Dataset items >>
• • • • •
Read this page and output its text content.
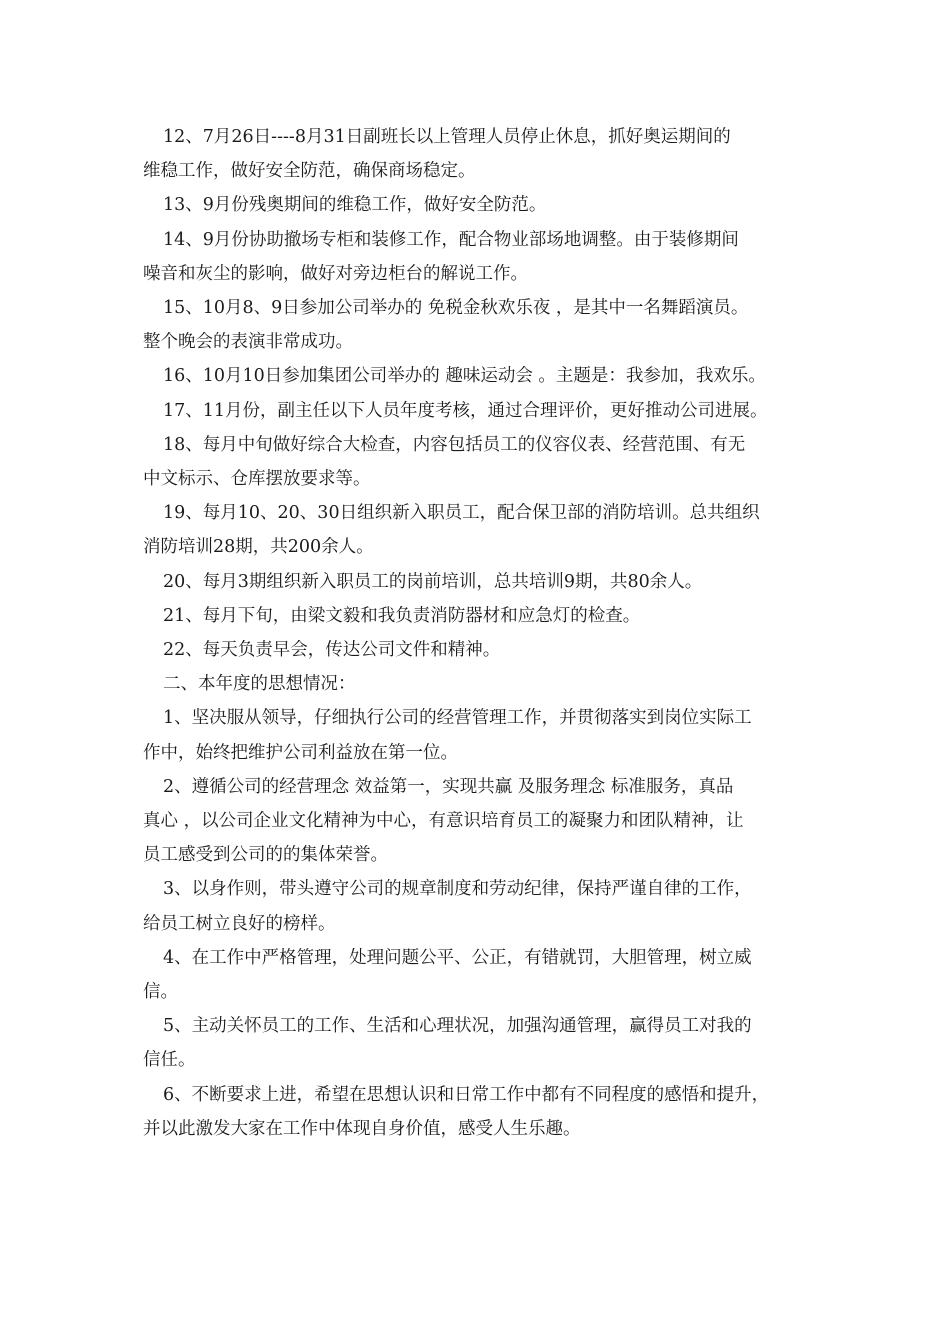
12、7月26日----8月31日副班长以上管理人员停止休息，抓好奥运期间的
维稳工作，做好安全防范，确保商场稳定。

13、9月份残奥期间的维稳工作，做好安全防范。

14、9月份协助撤场专柜和装修工作，配合物业部场地调整。由于装修期间
噪音和灰尘的影响，做好对旁边柜台的解说工作。

15、10月8、9日参加公司举办的 免税金秋欢乐夜 ，是其中一名舞蹈演员。
整个晚会的表演非常成功。

16、10月10日参加集团公司举办的 趣味运动会 。主题是：我参加，我欢乐。

17、11月份，副主任以下人员年度考核，通过合理评价，更好推动公司进展。

18、每月中旬做好综合大检查，内容包括员工的仪容仪表、经营范围、有无
中文标示、仓库摆放要求等。

19、每月10、20、30日组织新入职员工，配合保卫部的消防培训。总共组织
消防培训28期，共200余人。

20、每月3期组织新入职员工的岗前培训，总共培训9期，共80余人。

21、每月下旬，由梁文毅和我负责消防器材和应急灯的检查。

22、每天负责早会，传达公司文件和精神。

二、本年度的思想情况：

1、坚决服从领导，仔细执行公司的经营管理工作，并贯彻落实到岗位实际工
作中，始终把维护公司利益放在第一位。

2、遵循公司的经营理念 效益第一，实现共赢 及服务理念 标准服务，真品
真心 ，以公司企业文化精神为中心，有意识培育员工的凝聚力和团队精神，让
员工感受到公司的的集体荣誉。

3、以身作则，带头遵守公司的规章制度和劳动纪律，保持严谨自律的工作，
给员工树立良好的榜样。

4、在工作中严格管理，处理问题公平、公正，有错就罚，大胆管理，树立威
信。

5、主动关怀员工的工作、生活和心理状况，加强沟通管理，赢得员工对我的
信任。

6、不断要求上进，希望在思想认识和日常工作中都有不同程度的感悟和提升，
并以此激发大家在工作中体现自身价值，感受人生乐趣。
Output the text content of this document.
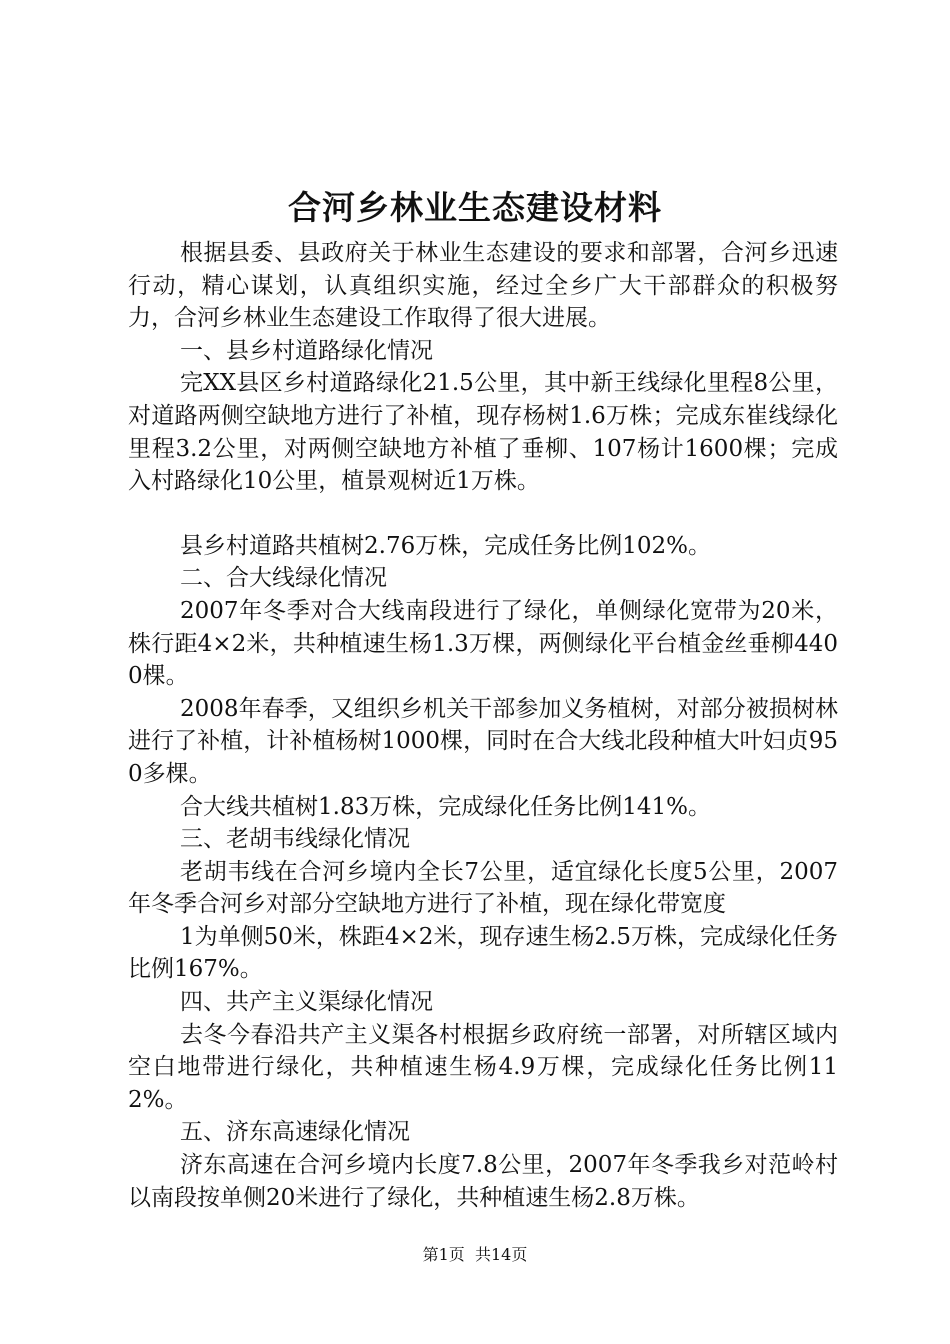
合河乡林业生态建设材料

根据县委、县政府关于林业生态建设的要求和部署，合河乡迅速行动，精心谋划，认真组织实施，经过全乡广大干部群众的积极努力，合河乡林业生态建设工作取得了很大进展。

一、县乡村道路绿化情况

完XX县区乡村道路绿化21.5公里，其中新王线绿化里程8公里，对道路两侧空缺地方进行了补植，现存杨树1.6万株；完成东崔线绿化里程3.2公里，对两侧空缺地方补植了垂柳、107杨计1600棵；完成入村路绿化10公里，植景观树近1万株。

县乡村道路共植树2.76万株，完成任务比例102%。

二、合大线绿化情况

2007年冬季对合大线南段进行了绿化，单侧绿化宽带为20米，株行距4×2米，共种植速生杨1.3万棵，两侧绿化平台植金丝垂柳4400棵。

2008年春季，又组织乡机关干部参加义务植树，对部分被损树林进行了补植，计补植杨树1000棵，同时在合大线北段种植大叶妇贞950多棵。

合大线共植树1.83万株，完成绿化任务比例141%。

三、老胡韦线绿化情况

老胡韦线在合河乡境内全长7公里，适宜绿化长度5公里，2007年冬季合河乡对部分空缺地方进行了补植，现在绿化带宽度

1为单侧50米，株距4×2米，现存速生杨2.5万株，完成绿化任务比例167%。

四、共产主义渠绿化情况

去冬今春沿共产主义渠各村根据乡政府统一部署，对所辖区域内空白地带进行绿化，共种植速生杨4.9万棵，完成绿化任务比例112%。

五、济东高速绿化情况

济东高速在合河乡境内长度7.8公里，2007年冬季我乡对范岭村以南段按单侧20米进行了绿化，共种植速生杨2.8万株。

第1页 共14页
• • • • •
Aim >>
Transcribe every record above exactly as written, leaving out any pictures.

Response for this exercise >>
Read this page and output its text content.
12、7月26日----8月31日副班长以上管理人员停止休息，抓好奥运期间的
维稳工作，做好安全防范，确保商场稳定。

13、9月份残奥期间的维稳工作，做好安全防范。

14、9月份协助撤场专柜和装修工作，配合物业部场地调整。由于装修期间
噪音和灰尘的影响，做好对旁边柜台的解说工作。

15、10月8、9日参加公司举办的 免税金秋欢乐夜 ，是其中一名舞蹈演员。
整个晚会的表演非常成功。

16、10月10日参加集团公司举办的 趣味运动会 。主题是：我参加，我欢乐。

17、11月份，副主任以下人员年度考核，通过合理评价，更好推动公司进展。

18、每月中旬做好综合大检查，内容包括员工的仪容仪表、经营范围、有无
中文标示、仓库摆放要求等。

19、每月10、20、30日组织新入职员工，配合保卫部的消防培训。总共组织
消防培训28期，共200余人。

20、每月3期组织新入职员工的岗前培训，总共培训9期，共80余人。

21、每月下旬，由梁文毅和我负责消防器材和应急灯的检查。

22、每天负责早会，传达公司文件和精神。

二、本年度的思想情况：

1、坚决服从领导，仔细执行公司的经营管理工作，并贯彻落实到岗位实际工
作中，始终把维护公司利益放在第一位。

2、遵循公司的经营理念 效益第一，实现共赢 及服务理念 标准服务，真品
真心 ，以公司企业文化精神为中心，有意识培育员工的凝聚力和团队精神，让
员工感受到公司的的集体荣誉。

3、以身作则，带头遵守公司的规章制度和劳动纪律，保持严谨自律的工作，
给员工树立良好的榜样。

4、在工作中严格管理，处理问题公平、公正，有错就罚，大胆管理，树立威
信。

5、主动关怀员工的工作、生活和心理状况，加强沟通管理，赢得员工对我的
信任。

6、不断要求上进，希望在思想认识和日常工作中都有不同程度的感悟和提升，
并以此激发大家在工作中体现自身价值，感受人生乐趣。
Output the text content of this document.
合河乡林业生态建设材料

根据县委、县政府关于林业生态建设的要求和部署，合河乡迅速行动，精心谋划，认真组织实施，经过全乡广大干部群众的积极努力，合河乡林业生态建设工作取得了很大进展。

一、县乡村道路绿化情况

完XX县区乡村道路绿化21.5公里，其中新王线绿化里程8公里，对道路两侧空缺地方进行了补植，现存杨树1.6万株；完成东崔线绿化里程3.2公里，对两侧空缺地方补植了垂柳、107杨计1600棵；完成入村路绿化10公里，植景观树近1万株。

县乡村道路共植树2.76万株，完成任务比例102%。

二、合大线绿化情况

2007年冬季对合大线南段进行了绿化，单侧绿化宽带为20米，株行距4×2米，共种植速生杨1.3万棵，两侧绿化平台植金丝垂柳4400棵。

2008年春季，又组织乡机关干部参加义务植树，对部分被损树林进行了补植，计补植杨树1000棵，同时在合大线北段种植大叶妇贞950多棵。

合大线共植树1.83万株，完成绿化任务比例141%。

三、老胡韦线绿化情况

老胡韦线在合河乡境内全长7公里，适宜绿化长度5公里，2007年冬季合河乡对部分空缺地方进行了补植，现在绿化带宽度

1为单侧50米，株距4×2米，现存速生杨2.5万株，完成绿化任务比例167%。

四、共产主义渠绿化情况

去冬今春沿共产主义渠各村根据乡政府统一部署，对所辖区域内空白地带进行绿化，共种植速生杨4.9万棵，完成绿化任务比例112%。

五、济东高速绿化情况

济东高速在合河乡境内长度7.8公里，2007年冬季我乡对范岭村以南段按单侧20米进行了绿化，共种植速生杨2.8万株。

第1页 共14页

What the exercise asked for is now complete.